_Exercise objective_.
Using the listing below, copy every line that mentions "axle".

[start]

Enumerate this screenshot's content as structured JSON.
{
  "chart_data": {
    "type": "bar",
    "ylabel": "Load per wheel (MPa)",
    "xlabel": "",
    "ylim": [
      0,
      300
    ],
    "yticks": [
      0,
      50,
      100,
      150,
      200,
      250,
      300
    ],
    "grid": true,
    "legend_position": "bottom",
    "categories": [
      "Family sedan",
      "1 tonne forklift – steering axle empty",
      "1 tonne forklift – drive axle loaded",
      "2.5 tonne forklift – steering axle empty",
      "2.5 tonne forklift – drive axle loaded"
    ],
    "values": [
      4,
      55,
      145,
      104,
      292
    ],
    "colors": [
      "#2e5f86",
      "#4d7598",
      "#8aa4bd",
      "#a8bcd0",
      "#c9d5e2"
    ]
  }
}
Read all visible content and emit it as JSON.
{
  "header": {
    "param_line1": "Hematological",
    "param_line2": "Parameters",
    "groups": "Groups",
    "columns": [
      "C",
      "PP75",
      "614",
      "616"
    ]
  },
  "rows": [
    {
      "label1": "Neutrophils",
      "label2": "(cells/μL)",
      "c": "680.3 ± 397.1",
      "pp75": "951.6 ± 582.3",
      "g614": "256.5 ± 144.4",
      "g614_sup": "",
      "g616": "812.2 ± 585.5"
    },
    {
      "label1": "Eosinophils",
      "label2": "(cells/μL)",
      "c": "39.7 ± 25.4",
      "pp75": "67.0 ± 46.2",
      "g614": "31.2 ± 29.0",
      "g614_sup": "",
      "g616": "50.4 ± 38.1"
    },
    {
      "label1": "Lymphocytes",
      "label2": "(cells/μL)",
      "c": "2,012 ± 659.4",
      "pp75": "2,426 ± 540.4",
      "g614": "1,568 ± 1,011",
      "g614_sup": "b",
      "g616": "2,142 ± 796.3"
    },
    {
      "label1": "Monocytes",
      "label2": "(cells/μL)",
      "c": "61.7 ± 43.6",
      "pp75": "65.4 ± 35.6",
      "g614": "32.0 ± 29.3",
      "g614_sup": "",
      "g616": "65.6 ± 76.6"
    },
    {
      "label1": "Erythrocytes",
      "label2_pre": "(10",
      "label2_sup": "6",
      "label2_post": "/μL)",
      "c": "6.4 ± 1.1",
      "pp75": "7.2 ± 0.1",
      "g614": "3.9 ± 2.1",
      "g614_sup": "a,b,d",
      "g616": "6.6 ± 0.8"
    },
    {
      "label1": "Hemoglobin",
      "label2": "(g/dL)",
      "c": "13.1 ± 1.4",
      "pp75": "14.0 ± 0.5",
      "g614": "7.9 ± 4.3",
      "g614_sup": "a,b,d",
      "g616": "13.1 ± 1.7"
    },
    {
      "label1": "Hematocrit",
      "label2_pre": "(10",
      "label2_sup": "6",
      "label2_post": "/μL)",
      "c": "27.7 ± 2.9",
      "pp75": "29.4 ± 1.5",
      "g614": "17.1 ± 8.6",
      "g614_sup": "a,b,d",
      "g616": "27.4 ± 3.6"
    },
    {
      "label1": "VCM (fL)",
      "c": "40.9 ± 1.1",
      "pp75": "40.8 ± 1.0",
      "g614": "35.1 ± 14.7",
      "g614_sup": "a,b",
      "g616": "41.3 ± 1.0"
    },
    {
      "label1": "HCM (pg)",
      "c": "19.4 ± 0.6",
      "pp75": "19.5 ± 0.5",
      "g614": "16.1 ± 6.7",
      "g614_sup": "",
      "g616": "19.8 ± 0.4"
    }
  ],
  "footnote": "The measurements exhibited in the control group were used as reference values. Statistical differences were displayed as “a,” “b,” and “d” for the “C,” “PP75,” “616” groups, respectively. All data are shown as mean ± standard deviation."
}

[end]
[start]

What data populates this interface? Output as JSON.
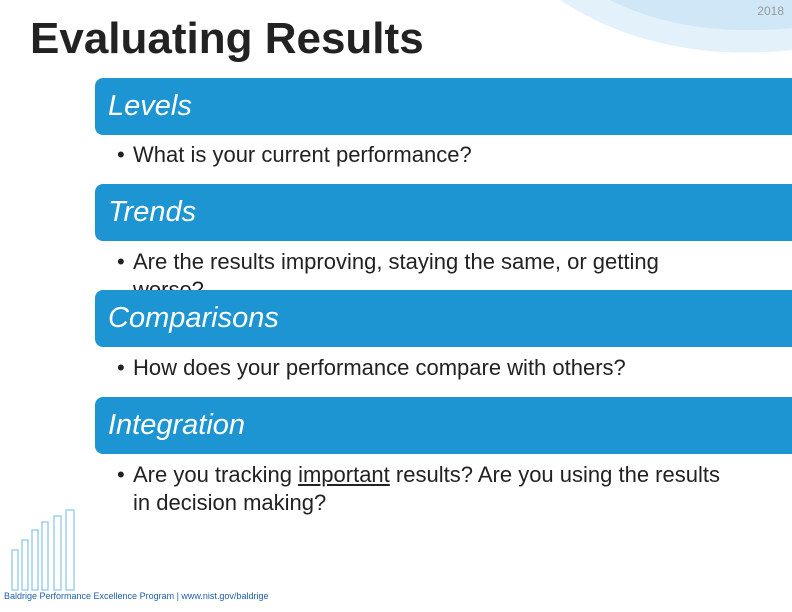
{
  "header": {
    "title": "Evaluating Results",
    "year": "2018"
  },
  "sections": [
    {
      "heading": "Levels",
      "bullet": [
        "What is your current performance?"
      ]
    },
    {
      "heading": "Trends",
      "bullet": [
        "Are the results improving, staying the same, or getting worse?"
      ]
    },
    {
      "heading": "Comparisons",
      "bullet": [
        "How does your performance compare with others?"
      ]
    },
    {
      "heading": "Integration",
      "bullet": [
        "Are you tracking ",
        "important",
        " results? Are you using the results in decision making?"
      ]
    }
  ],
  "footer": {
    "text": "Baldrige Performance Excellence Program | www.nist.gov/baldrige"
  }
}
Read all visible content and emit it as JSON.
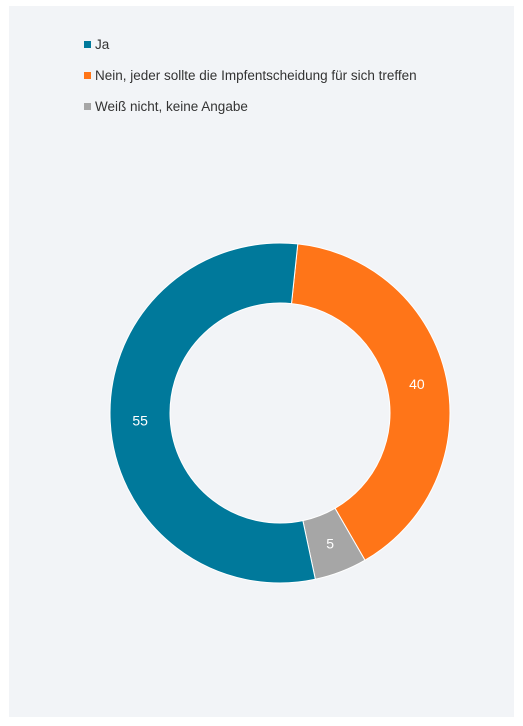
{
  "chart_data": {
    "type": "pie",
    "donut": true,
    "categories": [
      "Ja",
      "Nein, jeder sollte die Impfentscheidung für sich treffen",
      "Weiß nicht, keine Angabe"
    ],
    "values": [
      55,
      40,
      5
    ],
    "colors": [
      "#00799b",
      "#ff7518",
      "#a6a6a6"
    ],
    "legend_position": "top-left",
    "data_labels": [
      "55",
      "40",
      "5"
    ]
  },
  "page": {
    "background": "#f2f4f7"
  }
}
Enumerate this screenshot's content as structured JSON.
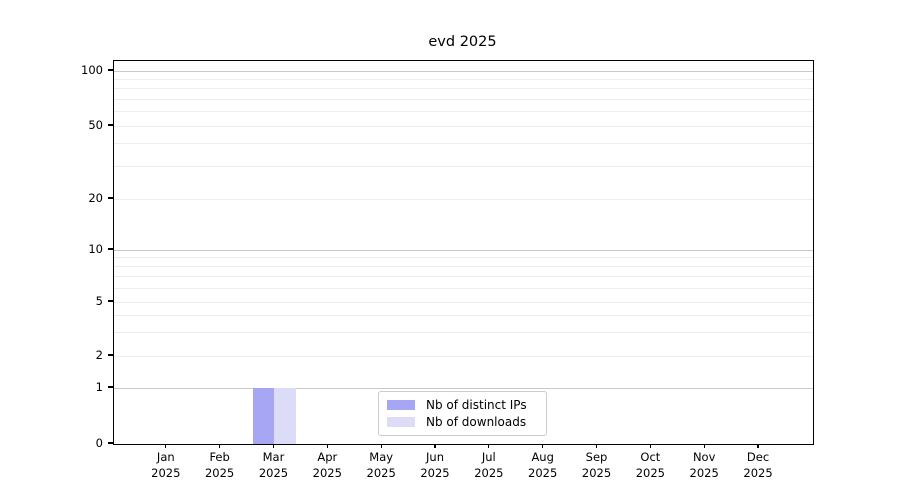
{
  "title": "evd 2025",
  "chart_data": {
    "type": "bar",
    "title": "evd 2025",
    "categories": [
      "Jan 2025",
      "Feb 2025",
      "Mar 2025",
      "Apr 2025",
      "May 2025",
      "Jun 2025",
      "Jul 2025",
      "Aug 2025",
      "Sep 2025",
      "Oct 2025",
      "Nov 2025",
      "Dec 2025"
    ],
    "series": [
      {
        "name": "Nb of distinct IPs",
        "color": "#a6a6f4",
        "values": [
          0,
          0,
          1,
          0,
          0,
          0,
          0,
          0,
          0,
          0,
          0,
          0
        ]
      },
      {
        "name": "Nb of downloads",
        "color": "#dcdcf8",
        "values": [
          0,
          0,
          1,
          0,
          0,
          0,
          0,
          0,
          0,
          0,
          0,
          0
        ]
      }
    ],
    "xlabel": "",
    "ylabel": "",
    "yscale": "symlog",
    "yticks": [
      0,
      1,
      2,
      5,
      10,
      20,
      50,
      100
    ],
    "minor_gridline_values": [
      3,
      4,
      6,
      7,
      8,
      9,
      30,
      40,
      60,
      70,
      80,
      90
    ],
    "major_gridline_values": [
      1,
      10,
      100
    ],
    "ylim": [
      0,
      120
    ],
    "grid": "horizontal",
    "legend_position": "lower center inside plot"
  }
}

[end]

_In response_.
      "1 tonne forklift – steering axle empty",
      "1 tonne forklift – drive axle loaded",
      "2.5 tonne forklift – steering axle empty",
      "2.5 tonne forklift – drive axle loaded"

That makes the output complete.